Direction: Transcribe the material in full. Nothing should differ except that the pictures are left out.

Given information:
## start
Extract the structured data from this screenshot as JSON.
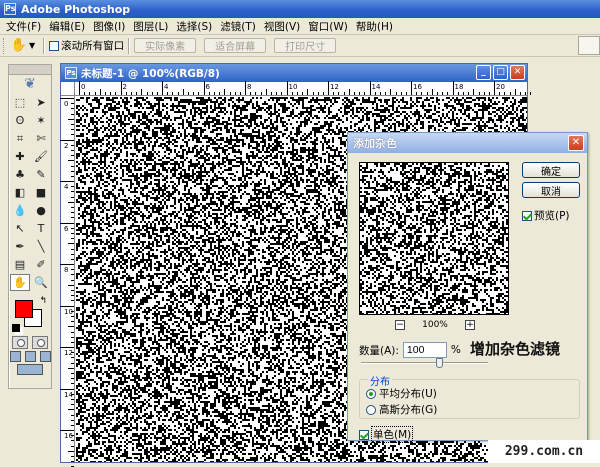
{
  "app": {
    "title": "Adobe Photoshop",
    "logo_text": "Ps"
  },
  "menu": [
    "文件(F)",
    "编辑(E)",
    "图像(I)",
    "图层(L)",
    "选择(S)",
    "滤镜(T)",
    "视图(V)",
    "窗口(W)",
    "帮助(H)"
  ],
  "options": {
    "scroll_all_label": "滚动所有窗口",
    "actual_pixels": "实际像素",
    "fit_screen": "适合屏幕",
    "print_size": "打印尺寸"
  },
  "document": {
    "title": "未标题-1 @ 100%(RGB/8)",
    "ruler_top": [
      "0",
      "2",
      "4",
      "6",
      "8",
      "10",
      "12",
      "14",
      "16",
      "18",
      "20"
    ],
    "ruler_left": [
      "0",
      "2",
      "4",
      "6",
      "8",
      "10",
      "12",
      "14",
      "16"
    ]
  },
  "colors": {
    "foreground": "#ff0000",
    "background": "#ffffff",
    "title_blue": "#2d63c8"
  },
  "dialog": {
    "title": "添加杂色",
    "ok_label": "确定",
    "cancel_label": "取消",
    "preview_label": "预览(P)",
    "preview_checked": true,
    "zoom_value": "100%",
    "zoom_minus": "−",
    "zoom_plus": "+",
    "amount_label": "数量(A):",
    "amount_value": "100",
    "amount_unit": "%",
    "amount_level": 0.25,
    "distribution_legend": "分布",
    "uniform_label": "平均分布(U)",
    "gaussian_label": "高斯分布(G)",
    "selected_distribution": "uniform",
    "monochromatic_label": "单色(M)",
    "monochromatic_checked": true
  },
  "caption": "增加杂色滤镜",
  "watermark": "299.com.cn",
  "tools": [
    "marquee-icon",
    "move-icon",
    "lasso-icon",
    "magic-wand-icon",
    "crop-icon",
    "slice-icon",
    "healing-brush-icon",
    "brush-icon",
    "clone-stamp-icon",
    "history-brush-icon",
    "eraser-icon",
    "gradient-icon",
    "blur-icon",
    "dodge-icon",
    "path-selection-icon",
    "type-icon",
    "pen-icon",
    "line-icon",
    "notes-icon",
    "eyedropper-icon",
    "hand-icon",
    "zoom-icon"
  ]
}
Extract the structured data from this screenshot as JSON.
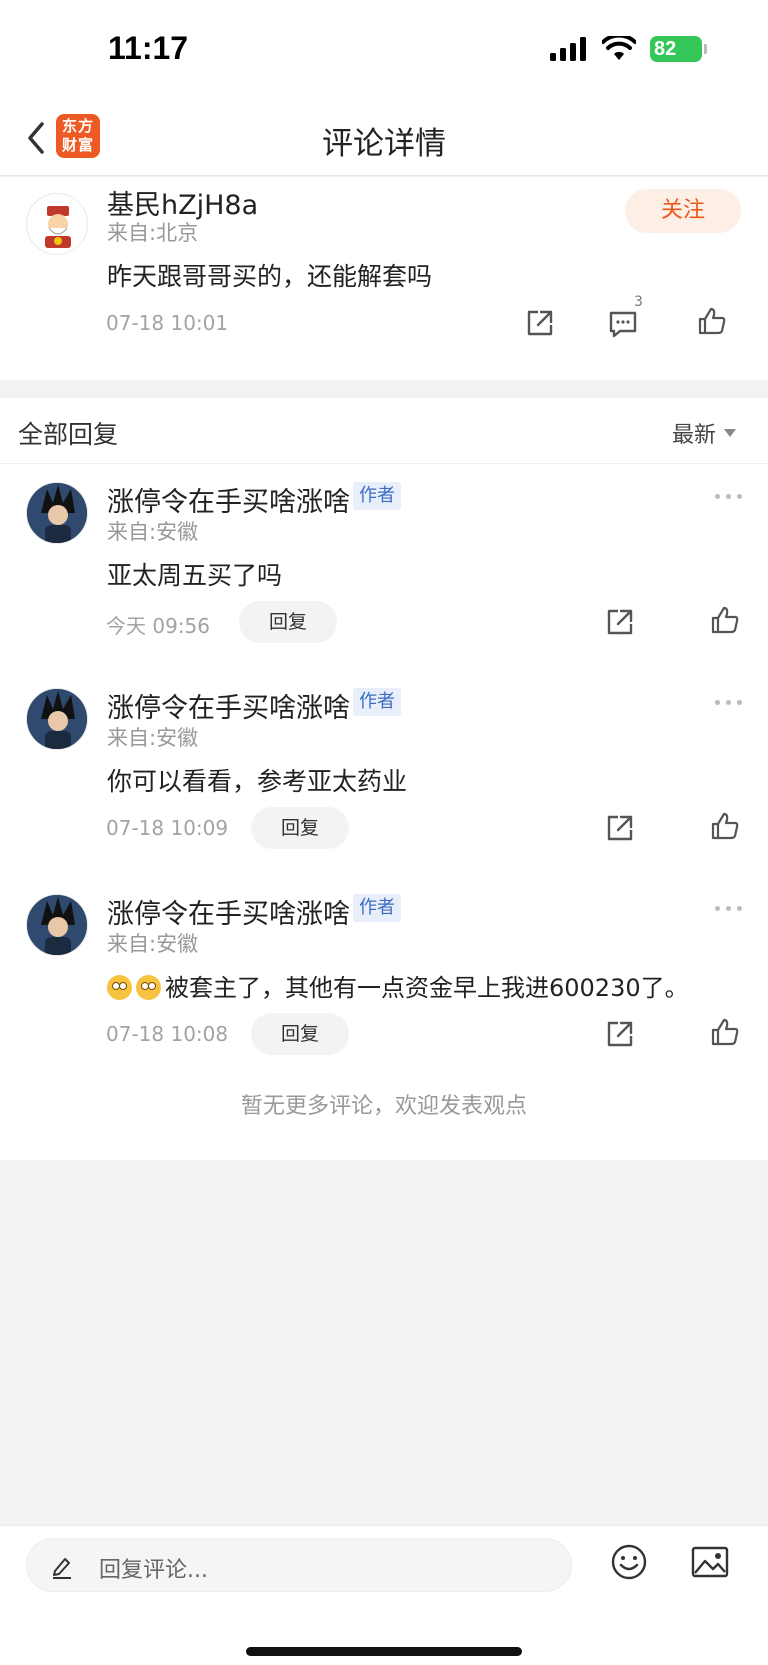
{
  "status_bar": {
    "time": "11:17",
    "battery": "82"
  },
  "nav": {
    "title": "评论详情",
    "logo_line1": "东方",
    "logo_line2": "财富"
  },
  "main_comment": {
    "author": "基民hZjH8a",
    "location": "来自:北京",
    "text": "昨天跟哥哥买的，还能解套吗",
    "timestamp": "07-18 10:01",
    "follow_label": "关注",
    "comment_count": "3"
  },
  "replies_header": {
    "title": "全部回复",
    "sort_label": "最新"
  },
  "replies": [
    {
      "author": "涨停令在手买啥涨啥",
      "tag": "作者",
      "location": "来自:安徽",
      "text": "亚太周五买了吗",
      "timestamp": "今天 09:56",
      "reply_label": "回复"
    },
    {
      "author": "涨停令在手买啥涨啥",
      "tag": "作者",
      "location": "来自:安徽",
      "text": "你可以看看，参考亚太药业",
      "timestamp": "07-18 10:09",
      "reply_label": "回复"
    },
    {
      "author": "涨停令在手买啥涨啥",
      "tag": "作者",
      "location": "来自:安徽",
      "text": "被套主了，其他有一点资金早上我进600230了。",
      "timestamp": "07-18 10:08",
      "reply_label": "回复"
    }
  ],
  "no_more_text": "暂无更多评论，欢迎发表观点",
  "bottom_bar": {
    "input_placeholder": "回复评论..."
  },
  "colors": {
    "accent": "#ec5a1a",
    "follow_bg": "#fdeee6",
    "tag_text": "#3c6dc4",
    "battery": "#35c759"
  }
}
## end
In response:
Extract the structured data from this screenshot as JSON.
{
  "app": {
    "title": "Adobe Photoshop",
    "logo_text": "Ps"
  },
  "menu": [
    "文件(F)",
    "编辑(E)",
    "图像(I)",
    "图层(L)",
    "选择(S)",
    "滤镜(T)",
    "视图(V)",
    "窗口(W)",
    "帮助(H)"
  ],
  "options": {
    "scroll_all_label": "滚动所有窗口",
    "actual_pixels": "实际像素",
    "fit_screen": "适合屏幕",
    "print_size": "打印尺寸"
  },
  "document": {
    "title": "未标题-1 @ 100%(RGB/8)",
    "ruler_top": [
      "0",
      "2",
      "4",
      "6",
      "8",
      "10",
      "12",
      "14",
      "16",
      "18",
      "20"
    ],
    "ruler_left": [
      "0",
      "2",
      "4",
      "6",
      "8",
      "10",
      "12",
      "14",
      "16"
    ]
  },
  "colors": {
    "foreground": "#ff0000",
    "background": "#ffffff",
    "title_blue": "#2d63c8"
  },
  "dialog": {
    "title": "添加杂色",
    "ok_label": "确定",
    "cancel_label": "取消",
    "preview_label": "预览(P)",
    "preview_checked": true,
    "zoom_value": "100%",
    "zoom_minus": "−",
    "zoom_plus": "+",
    "amount_label": "数量(A):",
    "amount_value": "100",
    "amount_unit": "%",
    "amount_level": 0.25,
    "distribution_legend": "分布",
    "uniform_label": "平均分布(U)",
    "gaussian_label": "高斯分布(G)",
    "selected_distribution": "uniform",
    "monochromatic_label": "单色(M)",
    "monochromatic_checked": true
  },
  "caption": "增加杂色滤镜",
  "watermark": "299.com.cn",
  "tools": [
    "marquee-icon",
    "move-icon",
    "lasso-icon",
    "magic-wand-icon",
    "crop-icon",
    "slice-icon",
    "healing-brush-icon",
    "brush-icon",
    "clone-stamp-icon",
    "history-brush-icon",
    "eraser-icon",
    "gradient-icon",
    "blur-icon",
    "dodge-icon",
    "path-selection-icon",
    "type-icon",
    "pen-icon",
    "line-icon",
    "notes-icon",
    "eyedropper-icon",
    "hand-icon",
    "zoom-icon"
  ]
}
Extract the structured data from this screenshot as JSON.
{
  "status_bar": {
    "time": "11:17",
    "battery": "82"
  },
  "nav": {
    "title": "评论详情",
    "logo_line1": "东方",
    "logo_line2": "财富"
  },
  "main_comment": {
    "author": "基民hZjH8a",
    "location": "来自:北京",
    "text": "昨天跟哥哥买的，还能解套吗",
    "timestamp": "07-18 10:01",
    "follow_label": "关注",
    "comment_count": "3"
  },
  "replies_header": {
    "title": "全部回复",
    "sort_label": "最新"
  },
  "replies": [
    {
      "author": "涨停令在手买啥涨啥",
      "tag": "作者",
      "location": "来自:安徽",
      "text": "亚太周五买了吗",
      "timestamp": "今天 09:56",
      "reply_label": "回复"
    },
    {
      "author": "涨停令在手买啥涨啥",
      "tag": "作者",
      "location": "来自:安徽",
      "text": "你可以看看，参考亚太药业",
      "timestamp": "07-18 10:09",
      "reply_label": "回复"
    },
    {
      "author": "涨停令在手买啥涨啥",
      "tag": "作者",
      "location": "来自:安徽",
      "text": "被套主了，其他有一点资金早上我进600230了。",
      "timestamp": "07-18 10:08",
      "reply_label": "回复"
    }
  ],
  "no_more_text": "暂无更多评论，欢迎发表观点",
  "bottom_bar": {
    "input_placeholder": "回复评论..."
  },
  "colors": {
    "accent": "#ec5a1a",
    "follow_bg": "#fdeee6",
    "tag_text": "#3c6dc4",
    "battery": "#35c759"
  }
}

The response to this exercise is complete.